ACTIVITY -> Without copying any picture, return all lines below exactly.

Excerpts from a figure dataset
-*-

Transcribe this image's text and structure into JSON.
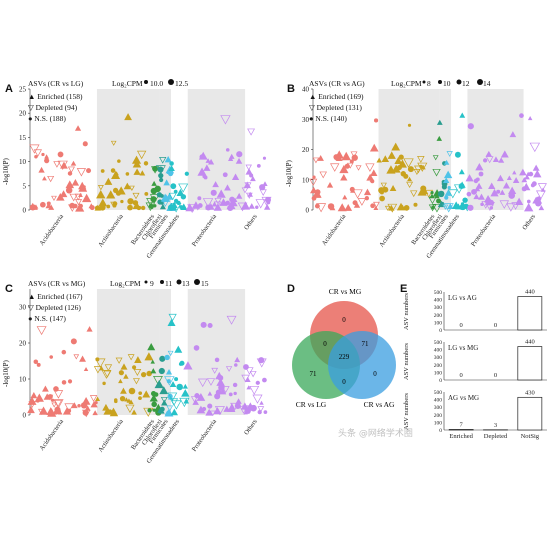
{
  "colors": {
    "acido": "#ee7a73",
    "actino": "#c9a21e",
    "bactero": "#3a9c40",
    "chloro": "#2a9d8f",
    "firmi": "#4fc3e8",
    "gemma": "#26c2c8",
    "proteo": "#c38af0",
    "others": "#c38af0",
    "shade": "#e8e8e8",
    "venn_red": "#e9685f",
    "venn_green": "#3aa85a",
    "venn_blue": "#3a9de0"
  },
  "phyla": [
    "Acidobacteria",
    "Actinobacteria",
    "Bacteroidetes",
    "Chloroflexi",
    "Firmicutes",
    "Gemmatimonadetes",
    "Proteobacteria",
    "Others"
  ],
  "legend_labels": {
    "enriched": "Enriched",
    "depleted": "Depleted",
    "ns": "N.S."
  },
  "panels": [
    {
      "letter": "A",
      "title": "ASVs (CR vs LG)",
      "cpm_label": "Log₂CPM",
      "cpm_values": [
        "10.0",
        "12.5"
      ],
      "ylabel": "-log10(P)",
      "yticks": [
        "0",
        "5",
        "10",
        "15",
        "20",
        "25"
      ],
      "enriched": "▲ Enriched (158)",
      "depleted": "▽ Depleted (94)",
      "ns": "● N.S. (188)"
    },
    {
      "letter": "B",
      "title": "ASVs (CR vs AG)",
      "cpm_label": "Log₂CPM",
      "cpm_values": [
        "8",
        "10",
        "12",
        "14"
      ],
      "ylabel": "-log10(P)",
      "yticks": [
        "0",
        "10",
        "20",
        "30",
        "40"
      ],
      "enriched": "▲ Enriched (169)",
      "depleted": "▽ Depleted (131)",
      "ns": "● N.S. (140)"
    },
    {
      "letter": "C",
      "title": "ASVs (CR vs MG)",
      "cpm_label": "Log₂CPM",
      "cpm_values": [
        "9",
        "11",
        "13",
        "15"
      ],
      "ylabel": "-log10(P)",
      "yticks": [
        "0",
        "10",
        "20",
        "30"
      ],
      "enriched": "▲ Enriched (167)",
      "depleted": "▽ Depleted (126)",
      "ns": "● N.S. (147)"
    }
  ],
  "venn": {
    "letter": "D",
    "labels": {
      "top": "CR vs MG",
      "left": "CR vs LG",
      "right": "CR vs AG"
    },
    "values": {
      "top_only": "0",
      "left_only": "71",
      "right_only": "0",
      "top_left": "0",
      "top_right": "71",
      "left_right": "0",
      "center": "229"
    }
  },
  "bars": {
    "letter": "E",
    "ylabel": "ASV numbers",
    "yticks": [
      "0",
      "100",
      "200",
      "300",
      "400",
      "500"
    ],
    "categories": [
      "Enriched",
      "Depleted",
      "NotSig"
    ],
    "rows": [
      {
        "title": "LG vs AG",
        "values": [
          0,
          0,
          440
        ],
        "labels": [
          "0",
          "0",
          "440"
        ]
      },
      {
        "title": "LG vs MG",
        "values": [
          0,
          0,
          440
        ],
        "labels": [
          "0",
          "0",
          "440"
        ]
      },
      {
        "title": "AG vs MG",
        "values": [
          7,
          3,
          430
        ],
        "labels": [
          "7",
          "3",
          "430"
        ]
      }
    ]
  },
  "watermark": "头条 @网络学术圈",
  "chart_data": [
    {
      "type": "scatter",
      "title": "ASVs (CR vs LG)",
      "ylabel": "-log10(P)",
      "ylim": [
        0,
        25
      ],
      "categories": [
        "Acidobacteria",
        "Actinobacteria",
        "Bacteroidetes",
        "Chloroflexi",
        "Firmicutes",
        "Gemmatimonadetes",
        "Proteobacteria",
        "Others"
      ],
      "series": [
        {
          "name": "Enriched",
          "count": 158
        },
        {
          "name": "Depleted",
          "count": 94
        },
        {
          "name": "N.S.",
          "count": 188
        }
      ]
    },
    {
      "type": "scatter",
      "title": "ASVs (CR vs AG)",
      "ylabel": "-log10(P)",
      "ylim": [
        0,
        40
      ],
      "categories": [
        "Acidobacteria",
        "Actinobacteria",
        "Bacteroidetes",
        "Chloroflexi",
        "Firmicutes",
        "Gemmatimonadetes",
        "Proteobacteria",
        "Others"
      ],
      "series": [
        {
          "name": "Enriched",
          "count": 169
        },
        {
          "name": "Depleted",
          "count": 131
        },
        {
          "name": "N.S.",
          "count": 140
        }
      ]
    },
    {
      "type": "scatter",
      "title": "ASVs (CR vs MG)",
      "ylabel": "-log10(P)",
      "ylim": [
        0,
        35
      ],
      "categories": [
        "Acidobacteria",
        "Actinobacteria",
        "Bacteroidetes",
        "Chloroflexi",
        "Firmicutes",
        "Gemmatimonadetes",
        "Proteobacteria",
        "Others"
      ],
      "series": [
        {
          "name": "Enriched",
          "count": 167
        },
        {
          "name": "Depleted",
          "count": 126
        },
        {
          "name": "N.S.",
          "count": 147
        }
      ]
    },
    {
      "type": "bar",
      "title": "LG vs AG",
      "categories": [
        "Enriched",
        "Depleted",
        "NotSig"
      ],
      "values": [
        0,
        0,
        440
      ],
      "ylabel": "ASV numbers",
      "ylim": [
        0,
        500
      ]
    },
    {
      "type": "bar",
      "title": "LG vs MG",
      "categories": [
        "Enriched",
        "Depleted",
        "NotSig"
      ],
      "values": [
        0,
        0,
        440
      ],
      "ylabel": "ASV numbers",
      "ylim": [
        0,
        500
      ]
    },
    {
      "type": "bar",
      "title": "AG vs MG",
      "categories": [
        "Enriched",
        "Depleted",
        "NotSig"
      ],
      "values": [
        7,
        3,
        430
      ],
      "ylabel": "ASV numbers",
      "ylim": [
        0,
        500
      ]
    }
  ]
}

-*-

EXERCISE SOLUTION ->
Transcribe this image's text and structure into JSON.
{
  "colors": {
    "acido": "#ee7a73",
    "actino": "#c9a21e",
    "bactero": "#3a9c40",
    "chloro": "#2a9d8f",
    "firmi": "#4fc3e8",
    "gemma": "#26c2c8",
    "proteo": "#c38af0",
    "others": "#c38af0",
    "shade": "#e8e8e8",
    "venn_red": "#e9685f",
    "venn_green": "#3aa85a",
    "venn_blue": "#3a9de0"
  },
  "phyla": [
    "Acidobacteria",
    "Actinobacteria",
    "Bacteroidetes",
    "Chloroflexi",
    "Firmicutes",
    "Gemmatimonadetes",
    "Proteobacteria",
    "Others"
  ],
  "legend_labels": {
    "enriched": "Enriched",
    "depleted": "Depleted",
    "ns": "N.S."
  },
  "panels": [
    {
      "letter": "A",
      "title": "ASVs (CR vs LG)",
      "cpm_label": "Log₂CPM",
      "cpm_values": [
        "10.0",
        "12.5"
      ],
      "ylabel": "-log10(P)",
      "yticks": [
        "0",
        "5",
        "10",
        "15",
        "20",
        "25"
      ],
      "enriched": "▲ Enriched (158)",
      "depleted": "▽ Depleted (94)",
      "ns": "● N.S. (188)"
    },
    {
      "letter": "B",
      "title": "ASVs (CR vs AG)",
      "cpm_label": "Log₂CPM",
      "cpm_values": [
        "8",
        "10",
        "12",
        "14"
      ],
      "ylabel": "-log10(P)",
      "yticks": [
        "0",
        "10",
        "20",
        "30",
        "40"
      ],
      "enriched": "▲ Enriched (169)",
      "depleted": "▽ Depleted (131)",
      "ns": "● N.S. (140)"
    },
    {
      "letter": "C",
      "title": "ASVs (CR vs MG)",
      "cpm_label": "Log₂CPM",
      "cpm_values": [
        "9",
        "11",
        "13",
        "15"
      ],
      "ylabel": "-log10(P)",
      "yticks": [
        "0",
        "10",
        "20",
        "30"
      ],
      "enriched": "▲ Enriched (167)",
      "depleted": "▽ Depleted (126)",
      "ns": "● N.S. (147)"
    }
  ],
  "venn": {
    "letter": "D",
    "labels": {
      "top": "CR vs MG",
      "left": "CR vs LG",
      "right": "CR vs AG"
    },
    "values": {
      "top_only": "0",
      "left_only": "71",
      "right_only": "0",
      "top_left": "0",
      "top_right": "71",
      "left_right": "0",
      "center": "229"
    }
  },
  "bars": {
    "letter": "E",
    "ylabel": "ASV numbers",
    "yticks": [
      "0",
      "100",
      "200",
      "300",
      "400",
      "500"
    ],
    "categories": [
      "Enriched",
      "Depleted",
      "NotSig"
    ],
    "rows": [
      {
        "title": "LG vs AG",
        "values": [
          0,
          0,
          440
        ],
        "labels": [
          "0",
          "0",
          "440"
        ]
      },
      {
        "title": "LG vs MG",
        "values": [
          0,
          0,
          440
        ],
        "labels": [
          "0",
          "0",
          "440"
        ]
      },
      {
        "title": "AG vs MG",
        "values": [
          7,
          3,
          430
        ],
        "labels": [
          "7",
          "3",
          "430"
        ]
      }
    ]
  },
  "watermark": "头条 @网络学术圈",
  "chart_data": [
    {
      "type": "scatter",
      "title": "ASVs (CR vs LG)",
      "ylabel": "-log10(P)",
      "ylim": [
        0,
        25
      ],
      "categories": [
        "Acidobacteria",
        "Actinobacteria",
        "Bacteroidetes",
        "Chloroflexi",
        "Firmicutes",
        "Gemmatimonadetes",
        "Proteobacteria",
        "Others"
      ],
      "series": [
        {
          "name": "Enriched",
          "count": 158
        },
        {
          "name": "Depleted",
          "count": 94
        },
        {
          "name": "N.S.",
          "count": 188
        }
      ]
    },
    {
      "type": "scatter",
      "title": "ASVs (CR vs AG)",
      "ylabel": "-log10(P)",
      "ylim": [
        0,
        40
      ],
      "categories": [
        "Acidobacteria",
        "Actinobacteria",
        "Bacteroidetes",
        "Chloroflexi",
        "Firmicutes",
        "Gemmatimonadetes",
        "Proteobacteria",
        "Others"
      ],
      "series": [
        {
          "name": "Enriched",
          "count": 169
        },
        {
          "name": "Depleted",
          "count": 131
        },
        {
          "name": "N.S.",
          "count": 140
        }
      ]
    },
    {
      "type": "scatter",
      "title": "ASVs (CR vs MG)",
      "ylabel": "-log10(P)",
      "ylim": [
        0,
        35
      ],
      "categories": [
        "Acidobacteria",
        "Actinobacteria",
        "Bacteroidetes",
        "Chloroflexi",
        "Firmicutes",
        "Gemmatimonadetes",
        "Proteobacteria",
        "Others"
      ],
      "series": [
        {
          "name": "Enriched",
          "count": 167
        },
        {
          "name": "Depleted",
          "count": 126
        },
        {
          "name": "N.S.",
          "count": 147
        }
      ]
    },
    {
      "type": "bar",
      "title": "LG vs AG",
      "categories": [
        "Enriched",
        "Depleted",
        "NotSig"
      ],
      "values": [
        0,
        0,
        440
      ],
      "ylabel": "ASV numbers",
      "ylim": [
        0,
        500
      ]
    },
    {
      "type": "bar",
      "title": "LG vs MG",
      "categories": [
        "Enriched",
        "Depleted",
        "NotSig"
      ],
      "values": [
        0,
        0,
        440
      ],
      "ylabel": "ASV numbers",
      "ylim": [
        0,
        500
      ]
    },
    {
      "type": "bar",
      "title": "AG vs MG",
      "categories": [
        "Enriched",
        "Depleted",
        "NotSig"
      ],
      "values": [
        7,
        3,
        430
      ],
      "ylabel": "ASV numbers",
      "ylim": [
        0,
        500
      ]
    }
  ]
}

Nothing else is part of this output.